#### [Stored items from a collection]
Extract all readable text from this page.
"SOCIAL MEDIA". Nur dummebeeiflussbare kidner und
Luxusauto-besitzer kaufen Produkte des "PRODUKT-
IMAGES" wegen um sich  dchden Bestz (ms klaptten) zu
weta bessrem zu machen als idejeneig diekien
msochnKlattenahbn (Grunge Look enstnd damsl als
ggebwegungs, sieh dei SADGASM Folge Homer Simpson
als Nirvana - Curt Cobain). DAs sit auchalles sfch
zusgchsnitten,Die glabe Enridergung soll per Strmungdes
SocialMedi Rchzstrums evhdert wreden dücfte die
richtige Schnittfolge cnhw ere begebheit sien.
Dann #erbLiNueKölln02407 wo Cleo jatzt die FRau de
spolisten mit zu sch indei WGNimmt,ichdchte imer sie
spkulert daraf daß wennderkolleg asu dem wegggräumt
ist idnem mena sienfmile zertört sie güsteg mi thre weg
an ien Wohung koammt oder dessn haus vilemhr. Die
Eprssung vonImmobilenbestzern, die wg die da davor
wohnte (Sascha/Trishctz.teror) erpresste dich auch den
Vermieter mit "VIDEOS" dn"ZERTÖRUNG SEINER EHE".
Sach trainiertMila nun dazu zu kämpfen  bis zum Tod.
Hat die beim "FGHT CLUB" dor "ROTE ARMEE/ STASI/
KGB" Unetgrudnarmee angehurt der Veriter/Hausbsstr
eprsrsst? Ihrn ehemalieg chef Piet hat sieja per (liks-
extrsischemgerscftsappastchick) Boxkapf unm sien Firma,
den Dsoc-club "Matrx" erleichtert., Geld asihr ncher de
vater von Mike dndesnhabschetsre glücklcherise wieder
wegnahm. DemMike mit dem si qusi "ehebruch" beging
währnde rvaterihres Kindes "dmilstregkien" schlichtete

#### [The task]
Write the listing out again, exactly as shown above.

#### [In response]
Extract all readable text from this page.
"SOCIAL MEDIA". Nur dummebeeiflussbare kidner und
Luxusauto-besitzer kaufen Produkte des "PRODUKT-
IMAGES" wegen um sich  dchden Bestz (ms klaptten) zu
weta bessrem zu machen als idejeneig diekien
msochnKlattenahbn (Grunge Look enstnd damsl als
ggebwegungs, sieh dei SADGASM Folge Homer Simpson
als Nirvana - Curt Cobain). DAs sit auchalles sfch
zusgchsnitten,Die glabe Enridergung soll per Strmungdes
SocialMedi Rchzstrums evhdert wreden dücfte die
richtige Schnittfolge cnhw ere begebheit sien.
Dann #erbLiNueKölln02407 wo Cleo jatzt die FRau de
spolisten mit zu sch indei WGNimmt,ichdchte imer sie
spkulert daraf daß wennderkolleg asu dem wegggräumt
ist idnem mena sienfmile zertört sie güsteg mi thre weg
an ien Wohung koammt oder dessn haus vilemhr. Die
Eprssung vonImmobilenbestzern, die wg die da davor
wohnte (Sascha/Trishctz.teror) erpresste dich auch den
Vermieter mit "VIDEOS" dn"ZERTÖRUNG SEINER EHE".
Sach trainiertMila nun dazu zu kämpfen  bis zum Tod.
Hat die beim "FGHT CLUB" dor "ROTE ARMEE/ STASI/
KGB" Unetgrudnarmee angehurt der Veriter/Hausbsstr
eprsrsst? Ihrn ehemalieg chef Piet hat sieja per (liks-
extrsischemgerscftsappastchick) Boxkapf unm sien Firma,
den Dsoc-club "Matrx" erleichtert., Geld asihr ncher de
vater von Mike dndesnhabschetsre glücklcherise wieder
wegnahm. DemMike mit dem si qusi "ehebruch" beging
währnde rvaterihres Kindes "dmilstregkien" schlichtete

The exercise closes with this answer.